**WHAT IS BEING ASKED**. Output the entries below exactly as written, omitting pictures.

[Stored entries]
================================

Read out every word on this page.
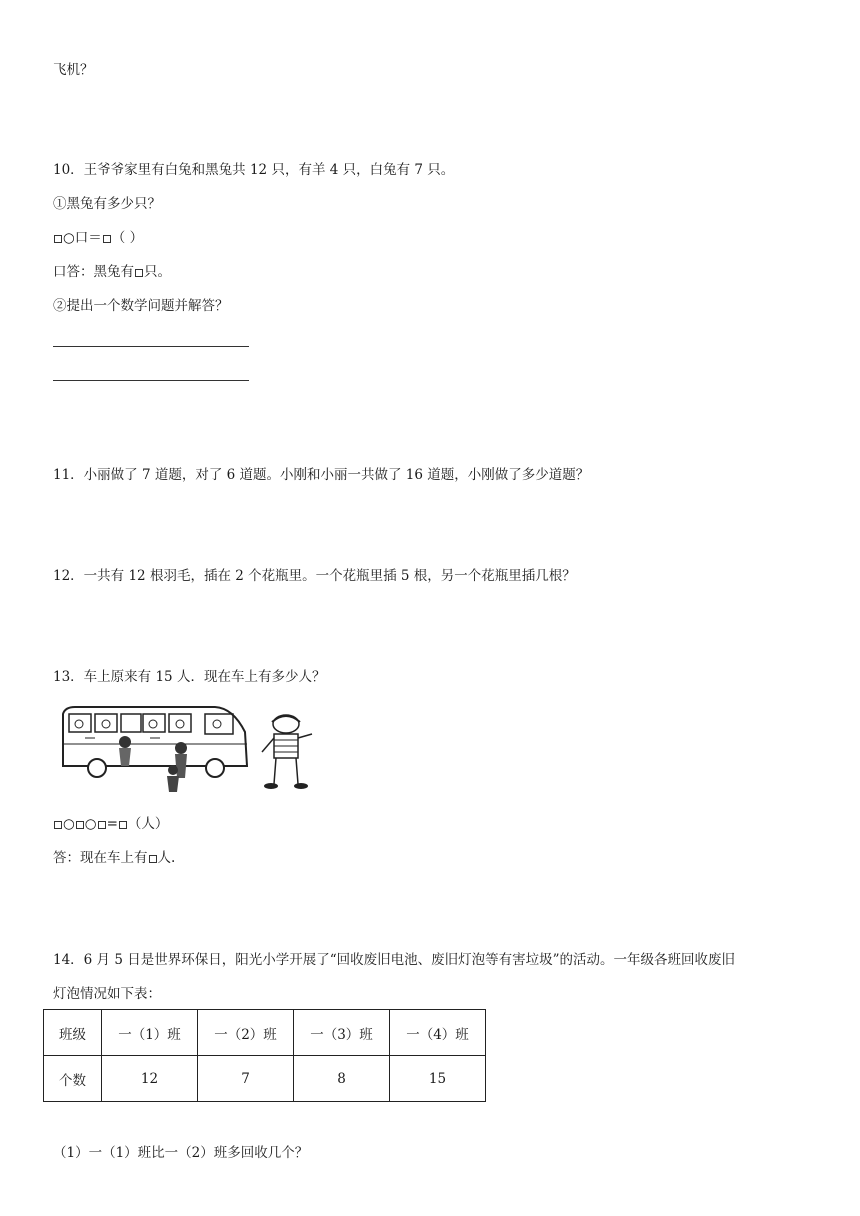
飞机？
10．王爷爷家里有白兔和黑兔共 12 只，有羊 4 只，白兔有 7 只。
①黑兔有多少只？
○口＝ （ ）
口答：黑兔有 只。
②提出一个数学问题并解答？
11．小丽做了 7 道题，对了 6 道题。小刚和小丽一共做了 16 道题，小刚做了多少道题？
12．一共有 12 根羽毛，插在 2 个花瓶里。一个花瓶里插 5 根，另一个花瓶里插几根？
13．车上原来有 15 人．现在车上有多少人？
○ ○ = （人）
答：现在车上有 人.
14．6 月 5 日是世界环保日，阳光小学开展了“回收废旧电池、废旧灯泡等有害垃圾”的活动。一年级各班回收废旧
灯泡情况如下表：
班级	一（1）班	一（2）班	一（3）班	一（4）班
个数	12	7	8	15
（1）一（1）班比一（2）班多回收几个？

================================

**PROBLEM SOLUTION**.
Read out every word on this page.
飞机？
10．王爷爷家里有白兔和黑兔共 12 只，有羊 4 只，白兔有 7 只。
①黑兔有多少只？
○口＝ （ ）
口答：黑兔有 只。
②提出一个数学问题并解答？
11．小丽做了 7 道题，对了 6 道题。小刚和小丽一共做了 16 道题，小刚做了多少道题？
12．一共有 12 根羽毛，插在 2 个花瓶里。一个花瓶里插 5 根，另一个花瓶里插几根？
13．车上原来有 15 人．现在车上有多少人？
○ ○ = （人）
答：现在车上有 人.
14．6 月 5 日是世界环保日，阳光小学开展了“回收废旧电池、废旧灯泡等有害垃圾”的活动。一年级各班回收废旧
灯泡情况如下表：
班级	一（1）班	一（2）班	一（3）班	一（4）班
个数	12	7	8	15
（1）一（1）班比一（2）班多回收几个？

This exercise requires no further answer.